:: The records ::
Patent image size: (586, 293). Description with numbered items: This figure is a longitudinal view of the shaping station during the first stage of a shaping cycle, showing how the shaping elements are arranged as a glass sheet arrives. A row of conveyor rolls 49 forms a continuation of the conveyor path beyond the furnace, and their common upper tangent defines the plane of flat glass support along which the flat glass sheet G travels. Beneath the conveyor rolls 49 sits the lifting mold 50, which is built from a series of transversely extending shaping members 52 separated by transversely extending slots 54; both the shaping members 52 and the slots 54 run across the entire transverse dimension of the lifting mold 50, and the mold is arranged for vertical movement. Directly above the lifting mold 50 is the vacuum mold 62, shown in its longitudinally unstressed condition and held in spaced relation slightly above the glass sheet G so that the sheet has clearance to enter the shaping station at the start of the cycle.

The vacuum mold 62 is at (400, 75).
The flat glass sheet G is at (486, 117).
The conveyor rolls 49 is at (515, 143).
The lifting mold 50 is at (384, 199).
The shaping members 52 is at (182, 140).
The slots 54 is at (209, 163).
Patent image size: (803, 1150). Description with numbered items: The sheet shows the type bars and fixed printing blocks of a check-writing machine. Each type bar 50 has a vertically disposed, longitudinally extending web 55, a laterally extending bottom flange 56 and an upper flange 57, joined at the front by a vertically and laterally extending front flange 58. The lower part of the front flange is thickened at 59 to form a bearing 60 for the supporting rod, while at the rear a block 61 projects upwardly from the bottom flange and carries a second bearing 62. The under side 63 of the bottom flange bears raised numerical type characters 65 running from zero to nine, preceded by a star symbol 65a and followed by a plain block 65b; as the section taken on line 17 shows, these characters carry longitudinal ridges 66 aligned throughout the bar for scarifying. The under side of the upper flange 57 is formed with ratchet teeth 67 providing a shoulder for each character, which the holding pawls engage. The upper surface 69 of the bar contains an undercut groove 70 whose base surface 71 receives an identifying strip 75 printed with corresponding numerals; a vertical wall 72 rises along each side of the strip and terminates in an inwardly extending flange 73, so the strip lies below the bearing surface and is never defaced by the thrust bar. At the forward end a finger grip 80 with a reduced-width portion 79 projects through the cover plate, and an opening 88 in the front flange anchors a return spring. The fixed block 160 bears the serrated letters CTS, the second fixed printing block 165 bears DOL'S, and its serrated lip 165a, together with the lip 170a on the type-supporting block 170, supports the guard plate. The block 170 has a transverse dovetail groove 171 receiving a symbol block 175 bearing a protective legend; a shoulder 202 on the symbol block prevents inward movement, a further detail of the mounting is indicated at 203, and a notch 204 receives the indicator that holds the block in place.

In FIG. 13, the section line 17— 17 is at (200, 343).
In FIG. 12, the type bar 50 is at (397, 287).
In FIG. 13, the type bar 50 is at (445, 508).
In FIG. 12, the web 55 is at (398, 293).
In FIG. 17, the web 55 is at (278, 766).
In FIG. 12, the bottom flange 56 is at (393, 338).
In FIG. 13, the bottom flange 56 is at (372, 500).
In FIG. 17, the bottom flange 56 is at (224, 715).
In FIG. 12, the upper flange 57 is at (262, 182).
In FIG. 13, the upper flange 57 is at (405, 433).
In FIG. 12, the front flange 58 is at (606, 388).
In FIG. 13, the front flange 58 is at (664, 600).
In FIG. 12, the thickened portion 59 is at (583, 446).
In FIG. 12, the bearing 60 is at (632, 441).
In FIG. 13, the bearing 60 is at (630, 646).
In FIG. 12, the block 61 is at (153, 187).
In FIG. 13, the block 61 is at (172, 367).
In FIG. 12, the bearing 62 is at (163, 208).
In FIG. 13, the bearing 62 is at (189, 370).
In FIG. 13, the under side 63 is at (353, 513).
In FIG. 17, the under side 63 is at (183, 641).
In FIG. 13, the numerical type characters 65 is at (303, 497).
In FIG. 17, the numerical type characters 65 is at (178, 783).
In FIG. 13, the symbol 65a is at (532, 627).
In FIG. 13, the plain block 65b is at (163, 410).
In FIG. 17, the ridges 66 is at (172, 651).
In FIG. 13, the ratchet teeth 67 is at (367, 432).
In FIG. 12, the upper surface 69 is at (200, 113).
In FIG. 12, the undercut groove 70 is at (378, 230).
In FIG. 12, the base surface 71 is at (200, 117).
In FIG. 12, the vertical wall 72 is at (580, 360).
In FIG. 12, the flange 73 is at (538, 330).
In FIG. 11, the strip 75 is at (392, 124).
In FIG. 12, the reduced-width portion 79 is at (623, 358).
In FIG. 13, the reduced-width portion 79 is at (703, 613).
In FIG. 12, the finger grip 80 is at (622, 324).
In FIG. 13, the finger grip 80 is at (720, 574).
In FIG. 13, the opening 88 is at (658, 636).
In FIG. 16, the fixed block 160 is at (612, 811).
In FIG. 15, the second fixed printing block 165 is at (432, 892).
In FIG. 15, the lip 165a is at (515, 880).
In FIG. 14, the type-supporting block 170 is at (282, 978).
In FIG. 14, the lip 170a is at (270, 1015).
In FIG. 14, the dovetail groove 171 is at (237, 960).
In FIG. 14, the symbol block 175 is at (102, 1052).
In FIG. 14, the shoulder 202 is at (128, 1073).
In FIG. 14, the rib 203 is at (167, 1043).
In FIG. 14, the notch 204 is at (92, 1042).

:: Given exercise ::
Locate each line in the data above that contains the string "bottom" and copy those lines in full. Treat uppercase and lowercase letters as different.

:: Expected answer ::
Patent image size: (803, 1150). Description with numbered items: The sheet shows the type bars and fixed printing blocks of a check-writing machine. Each type bar 50 has a vertically disposed, longitudinally extending web 55, a laterally extending bottom flange 56 and an upper flange 57, joined at the front by a vertically and laterally extending front flange 58. The lower part of the front flange is thickened at 59 to form a bearing 60 for the supporting rod, while at the rear a block 61 projects upwardly from the bottom flange and carries a second bearing 62. The under side 63 of the bottom flange bears raised numerical type characters 65 running from zero to nine, preceded by a star symbol 65a and followed by a plain block 65b; as the section taken on line 17 shows, these characters carry longitudinal ridges 66 aligned throughout the bar for scarifying. The under side of the upper flange 57 is formed with ratchet teeth 67 providing a shoulder for each character, which the holding pawls engage. The upper surface 69 of the bar contains an undercut groove 70 whose base surface 71 receives an identifying strip 75 printed with corresponding numerals; a vertical wall 72 rises along each side of the strip and terminates in an inwardly extending flange 73, so the strip lies below the bearing surface and is never defaced by the thrust bar. At the forward end a finger grip 80 with a reduced-width portion 79 projects through the cover plate, and an opening 88 in the front flange anchors a return spring. The fixed block 160 bears the serrated letters CTS, the second fixed printing block 165 bears DOL'S, and its serrated lip 165a, together with the lip 170a on the type-supporting block 170, supports the guard plate. The block 170 has a transverse dovetail groove 171 receiving a symbol block 175 bearing a protective legend; a shoulder 202 on the symbol block prevents inward movement, a further detail of the mounting is indicated at 203, and a notch 204 receives the indicator that holds the block in place.
In FIG. 12, the bottom flange 56 is at (393, 338).
In FIG. 13, the bottom flange 56 is at (372, 500).
In FIG. 17, the bottom flange 56 is at (224, 715).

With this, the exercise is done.